▸ WORK TO DO
Reproduce the listing line for line, starting with its first line and going on through the line that contains "tab-pedidos[interactable]: Pedidos (241, 955, 361, 1017)", with both of those lines included.
+++ DATA EXTRACT +++
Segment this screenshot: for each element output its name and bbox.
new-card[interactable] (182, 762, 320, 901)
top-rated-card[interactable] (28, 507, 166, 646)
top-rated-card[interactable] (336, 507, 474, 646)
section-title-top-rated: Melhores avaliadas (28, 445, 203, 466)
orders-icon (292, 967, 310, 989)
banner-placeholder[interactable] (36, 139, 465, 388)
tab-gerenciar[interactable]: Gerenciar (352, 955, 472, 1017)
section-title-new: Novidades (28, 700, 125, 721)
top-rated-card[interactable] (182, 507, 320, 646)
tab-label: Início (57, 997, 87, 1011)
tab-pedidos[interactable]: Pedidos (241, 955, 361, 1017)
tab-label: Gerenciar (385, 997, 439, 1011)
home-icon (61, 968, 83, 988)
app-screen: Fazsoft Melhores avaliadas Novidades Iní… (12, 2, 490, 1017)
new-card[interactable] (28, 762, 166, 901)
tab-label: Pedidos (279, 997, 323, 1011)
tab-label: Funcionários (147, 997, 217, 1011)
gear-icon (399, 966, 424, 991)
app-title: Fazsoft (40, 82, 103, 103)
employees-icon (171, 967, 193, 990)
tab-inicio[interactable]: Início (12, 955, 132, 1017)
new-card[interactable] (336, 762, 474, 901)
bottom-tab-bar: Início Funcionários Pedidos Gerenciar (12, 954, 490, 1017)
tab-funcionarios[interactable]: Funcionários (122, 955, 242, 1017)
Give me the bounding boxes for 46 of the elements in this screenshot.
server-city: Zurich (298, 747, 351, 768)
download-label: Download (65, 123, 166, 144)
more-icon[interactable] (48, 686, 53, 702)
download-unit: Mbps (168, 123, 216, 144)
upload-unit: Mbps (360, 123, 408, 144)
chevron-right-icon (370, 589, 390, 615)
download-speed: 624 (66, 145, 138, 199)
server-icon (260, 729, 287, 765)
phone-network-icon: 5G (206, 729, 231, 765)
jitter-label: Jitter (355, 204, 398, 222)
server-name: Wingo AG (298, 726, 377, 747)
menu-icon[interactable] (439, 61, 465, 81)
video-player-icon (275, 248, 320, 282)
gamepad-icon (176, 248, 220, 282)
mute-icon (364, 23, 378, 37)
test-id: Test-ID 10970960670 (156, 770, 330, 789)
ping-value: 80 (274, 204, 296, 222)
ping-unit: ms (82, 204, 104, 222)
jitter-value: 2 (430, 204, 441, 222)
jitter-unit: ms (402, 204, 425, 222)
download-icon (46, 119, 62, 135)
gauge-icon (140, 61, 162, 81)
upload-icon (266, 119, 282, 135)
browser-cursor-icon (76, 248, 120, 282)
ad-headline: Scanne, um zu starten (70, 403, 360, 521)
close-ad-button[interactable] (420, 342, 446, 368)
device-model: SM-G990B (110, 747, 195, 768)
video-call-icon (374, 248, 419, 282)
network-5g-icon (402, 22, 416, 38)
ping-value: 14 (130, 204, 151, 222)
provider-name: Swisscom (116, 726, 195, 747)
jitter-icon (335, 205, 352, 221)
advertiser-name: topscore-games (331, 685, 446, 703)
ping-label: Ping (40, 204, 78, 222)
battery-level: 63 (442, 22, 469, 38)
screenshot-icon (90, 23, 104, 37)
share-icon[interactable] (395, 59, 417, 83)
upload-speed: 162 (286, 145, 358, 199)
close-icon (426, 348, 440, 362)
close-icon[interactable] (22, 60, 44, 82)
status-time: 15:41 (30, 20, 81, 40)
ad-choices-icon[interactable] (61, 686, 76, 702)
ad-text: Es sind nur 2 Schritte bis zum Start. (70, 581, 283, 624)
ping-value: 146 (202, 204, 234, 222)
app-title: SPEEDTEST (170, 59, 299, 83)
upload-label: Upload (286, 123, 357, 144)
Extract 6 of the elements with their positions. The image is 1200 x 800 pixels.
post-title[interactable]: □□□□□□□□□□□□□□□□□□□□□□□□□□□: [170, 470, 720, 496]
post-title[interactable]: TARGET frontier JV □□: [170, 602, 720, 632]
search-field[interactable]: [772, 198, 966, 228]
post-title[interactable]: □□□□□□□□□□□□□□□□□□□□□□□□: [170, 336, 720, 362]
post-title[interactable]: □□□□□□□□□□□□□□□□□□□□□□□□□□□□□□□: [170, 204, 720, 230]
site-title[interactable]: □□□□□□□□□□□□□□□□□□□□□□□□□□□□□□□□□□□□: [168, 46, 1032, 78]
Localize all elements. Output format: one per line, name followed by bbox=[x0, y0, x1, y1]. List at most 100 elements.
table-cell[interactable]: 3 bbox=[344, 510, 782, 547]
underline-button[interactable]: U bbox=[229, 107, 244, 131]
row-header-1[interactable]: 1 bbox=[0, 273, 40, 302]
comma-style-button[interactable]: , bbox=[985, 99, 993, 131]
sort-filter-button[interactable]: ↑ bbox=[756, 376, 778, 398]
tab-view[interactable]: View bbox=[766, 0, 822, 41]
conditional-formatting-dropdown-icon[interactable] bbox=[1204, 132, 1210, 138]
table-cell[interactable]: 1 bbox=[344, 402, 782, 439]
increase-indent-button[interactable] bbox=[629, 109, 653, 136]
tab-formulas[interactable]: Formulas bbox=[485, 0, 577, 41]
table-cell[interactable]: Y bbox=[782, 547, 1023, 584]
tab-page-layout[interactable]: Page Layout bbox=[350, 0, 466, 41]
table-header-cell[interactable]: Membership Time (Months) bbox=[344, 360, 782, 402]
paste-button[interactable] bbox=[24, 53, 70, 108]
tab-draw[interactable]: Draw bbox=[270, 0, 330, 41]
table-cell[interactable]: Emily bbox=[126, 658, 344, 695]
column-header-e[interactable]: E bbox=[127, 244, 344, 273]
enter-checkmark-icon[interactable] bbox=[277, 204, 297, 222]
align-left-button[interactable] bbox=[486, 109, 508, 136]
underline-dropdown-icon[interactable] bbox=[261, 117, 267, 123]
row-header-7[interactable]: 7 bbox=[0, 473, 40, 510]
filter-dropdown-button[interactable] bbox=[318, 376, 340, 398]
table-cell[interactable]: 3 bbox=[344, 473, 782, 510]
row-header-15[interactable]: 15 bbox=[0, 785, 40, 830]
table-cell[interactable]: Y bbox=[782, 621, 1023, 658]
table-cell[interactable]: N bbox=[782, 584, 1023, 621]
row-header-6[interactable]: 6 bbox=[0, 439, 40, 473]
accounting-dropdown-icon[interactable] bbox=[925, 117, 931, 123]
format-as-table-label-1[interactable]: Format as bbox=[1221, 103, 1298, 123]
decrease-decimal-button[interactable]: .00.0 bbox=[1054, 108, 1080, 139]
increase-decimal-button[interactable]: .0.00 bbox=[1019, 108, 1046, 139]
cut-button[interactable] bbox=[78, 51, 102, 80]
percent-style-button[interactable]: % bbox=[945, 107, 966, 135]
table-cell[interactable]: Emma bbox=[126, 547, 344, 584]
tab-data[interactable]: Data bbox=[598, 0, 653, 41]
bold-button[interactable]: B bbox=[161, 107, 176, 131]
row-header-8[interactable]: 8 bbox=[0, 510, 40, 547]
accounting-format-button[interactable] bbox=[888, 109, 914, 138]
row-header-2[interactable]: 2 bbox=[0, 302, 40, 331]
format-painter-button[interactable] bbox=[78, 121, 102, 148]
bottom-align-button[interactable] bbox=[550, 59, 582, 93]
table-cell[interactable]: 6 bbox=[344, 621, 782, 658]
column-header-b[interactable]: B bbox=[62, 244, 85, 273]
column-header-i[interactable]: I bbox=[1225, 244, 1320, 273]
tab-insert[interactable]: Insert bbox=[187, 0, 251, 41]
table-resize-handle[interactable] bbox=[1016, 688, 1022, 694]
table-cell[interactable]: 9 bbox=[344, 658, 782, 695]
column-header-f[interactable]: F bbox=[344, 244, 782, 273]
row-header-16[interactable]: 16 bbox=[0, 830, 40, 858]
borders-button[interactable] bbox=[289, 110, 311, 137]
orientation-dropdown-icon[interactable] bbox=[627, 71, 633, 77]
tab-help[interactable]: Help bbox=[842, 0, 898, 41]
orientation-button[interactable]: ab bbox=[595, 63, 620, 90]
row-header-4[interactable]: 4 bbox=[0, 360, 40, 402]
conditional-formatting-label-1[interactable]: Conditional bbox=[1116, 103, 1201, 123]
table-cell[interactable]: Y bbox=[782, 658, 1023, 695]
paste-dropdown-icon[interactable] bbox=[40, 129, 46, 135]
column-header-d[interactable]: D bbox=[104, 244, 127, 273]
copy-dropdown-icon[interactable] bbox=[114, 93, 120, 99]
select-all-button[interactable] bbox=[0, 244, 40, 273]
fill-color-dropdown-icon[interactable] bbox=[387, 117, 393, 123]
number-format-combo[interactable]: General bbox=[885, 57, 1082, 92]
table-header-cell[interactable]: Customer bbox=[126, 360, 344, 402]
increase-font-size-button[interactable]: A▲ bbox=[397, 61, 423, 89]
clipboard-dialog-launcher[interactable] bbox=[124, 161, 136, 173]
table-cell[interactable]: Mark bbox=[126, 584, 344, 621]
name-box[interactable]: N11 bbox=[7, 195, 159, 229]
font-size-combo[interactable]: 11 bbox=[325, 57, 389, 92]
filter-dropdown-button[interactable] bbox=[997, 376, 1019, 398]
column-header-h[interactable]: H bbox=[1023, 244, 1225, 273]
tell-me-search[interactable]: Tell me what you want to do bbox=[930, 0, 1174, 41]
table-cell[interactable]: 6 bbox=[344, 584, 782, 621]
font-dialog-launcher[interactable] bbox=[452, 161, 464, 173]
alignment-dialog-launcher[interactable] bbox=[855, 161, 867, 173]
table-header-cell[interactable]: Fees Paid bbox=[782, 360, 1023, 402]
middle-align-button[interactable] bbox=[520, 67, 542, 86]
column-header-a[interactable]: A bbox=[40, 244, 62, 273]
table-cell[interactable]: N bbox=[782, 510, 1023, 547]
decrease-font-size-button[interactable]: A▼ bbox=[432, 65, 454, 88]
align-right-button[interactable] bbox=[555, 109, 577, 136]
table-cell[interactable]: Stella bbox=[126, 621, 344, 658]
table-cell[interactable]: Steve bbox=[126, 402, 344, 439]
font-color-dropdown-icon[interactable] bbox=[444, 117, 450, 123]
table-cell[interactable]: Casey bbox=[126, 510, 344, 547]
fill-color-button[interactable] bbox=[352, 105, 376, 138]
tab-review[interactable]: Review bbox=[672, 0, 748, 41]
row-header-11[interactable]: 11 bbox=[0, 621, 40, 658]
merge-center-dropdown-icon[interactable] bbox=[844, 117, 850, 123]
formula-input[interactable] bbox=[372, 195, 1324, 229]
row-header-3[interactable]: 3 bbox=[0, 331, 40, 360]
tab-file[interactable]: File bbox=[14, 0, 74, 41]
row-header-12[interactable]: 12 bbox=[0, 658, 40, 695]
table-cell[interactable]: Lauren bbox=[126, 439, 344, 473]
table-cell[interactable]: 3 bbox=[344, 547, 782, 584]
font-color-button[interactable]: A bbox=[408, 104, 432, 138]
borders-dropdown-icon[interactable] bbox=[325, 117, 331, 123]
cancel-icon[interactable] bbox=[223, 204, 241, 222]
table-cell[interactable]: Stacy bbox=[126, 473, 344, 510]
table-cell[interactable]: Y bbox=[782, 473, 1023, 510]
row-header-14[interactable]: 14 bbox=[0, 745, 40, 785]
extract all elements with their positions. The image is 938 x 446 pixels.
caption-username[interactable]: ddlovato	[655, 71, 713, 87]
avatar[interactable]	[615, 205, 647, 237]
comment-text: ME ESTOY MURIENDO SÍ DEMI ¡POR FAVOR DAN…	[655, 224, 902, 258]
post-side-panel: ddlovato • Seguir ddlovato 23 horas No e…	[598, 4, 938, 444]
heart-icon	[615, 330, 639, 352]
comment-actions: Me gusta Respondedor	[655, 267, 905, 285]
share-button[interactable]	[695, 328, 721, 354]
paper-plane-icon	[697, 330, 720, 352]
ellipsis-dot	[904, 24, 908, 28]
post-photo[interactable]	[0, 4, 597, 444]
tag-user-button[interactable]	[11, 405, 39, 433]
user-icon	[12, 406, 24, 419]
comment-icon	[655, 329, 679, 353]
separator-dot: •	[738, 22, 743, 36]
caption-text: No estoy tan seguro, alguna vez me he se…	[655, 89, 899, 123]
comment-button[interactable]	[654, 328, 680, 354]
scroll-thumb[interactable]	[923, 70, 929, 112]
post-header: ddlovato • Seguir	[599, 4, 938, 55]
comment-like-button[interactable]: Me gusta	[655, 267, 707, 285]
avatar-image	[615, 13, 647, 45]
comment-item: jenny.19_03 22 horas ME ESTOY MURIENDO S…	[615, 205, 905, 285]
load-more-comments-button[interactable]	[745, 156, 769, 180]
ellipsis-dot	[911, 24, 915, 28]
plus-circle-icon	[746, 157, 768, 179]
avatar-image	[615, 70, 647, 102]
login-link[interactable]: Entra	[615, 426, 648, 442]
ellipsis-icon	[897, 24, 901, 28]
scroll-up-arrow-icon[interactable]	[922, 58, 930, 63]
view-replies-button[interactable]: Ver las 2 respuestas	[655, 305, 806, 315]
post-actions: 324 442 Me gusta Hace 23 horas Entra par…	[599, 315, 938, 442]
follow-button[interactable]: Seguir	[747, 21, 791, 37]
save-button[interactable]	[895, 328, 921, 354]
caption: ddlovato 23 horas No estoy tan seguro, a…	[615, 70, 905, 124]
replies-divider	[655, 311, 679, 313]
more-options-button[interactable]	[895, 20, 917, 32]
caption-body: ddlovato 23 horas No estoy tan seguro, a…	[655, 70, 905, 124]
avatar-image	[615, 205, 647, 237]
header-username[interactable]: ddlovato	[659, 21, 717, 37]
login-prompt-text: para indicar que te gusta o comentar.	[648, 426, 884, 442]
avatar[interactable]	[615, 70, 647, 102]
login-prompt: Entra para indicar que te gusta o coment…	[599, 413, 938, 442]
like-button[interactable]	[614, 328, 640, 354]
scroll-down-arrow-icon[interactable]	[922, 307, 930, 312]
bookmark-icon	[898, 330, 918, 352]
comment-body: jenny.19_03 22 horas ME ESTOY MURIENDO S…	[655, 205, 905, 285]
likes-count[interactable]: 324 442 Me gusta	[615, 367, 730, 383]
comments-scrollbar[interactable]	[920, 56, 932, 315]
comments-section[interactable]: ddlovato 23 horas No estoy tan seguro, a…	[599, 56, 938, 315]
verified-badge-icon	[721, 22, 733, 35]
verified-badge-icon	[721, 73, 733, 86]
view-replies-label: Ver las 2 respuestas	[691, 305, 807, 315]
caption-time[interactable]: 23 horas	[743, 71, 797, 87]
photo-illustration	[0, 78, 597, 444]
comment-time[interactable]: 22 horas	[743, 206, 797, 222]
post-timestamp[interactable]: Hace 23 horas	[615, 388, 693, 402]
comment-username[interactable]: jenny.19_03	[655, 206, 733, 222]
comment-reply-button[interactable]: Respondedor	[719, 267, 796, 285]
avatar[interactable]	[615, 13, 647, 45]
+++
▸ RESULT FOR THIS TASK
Segment this screenshot: for each element output its name and bbox.
new-card[interactable] (182, 762, 320, 901)
top-rated-card[interactable] (28, 507, 166, 646)
top-rated-card[interactable] (336, 507, 474, 646)
section-title-top-rated: Melhores avaliadas (28, 445, 203, 466)
orders-icon (292, 967, 310, 989)
banner-placeholder[interactable] (36, 139, 465, 388)
tab-gerenciar[interactable]: Gerenciar (352, 955, 472, 1017)
section-title-new: Novidades (28, 700, 125, 721)
top-rated-card[interactable] (182, 507, 320, 646)
tab-label: Início (57, 997, 87, 1011)
tab-pedidos[interactable]: Pedidos (241, 955, 361, 1017)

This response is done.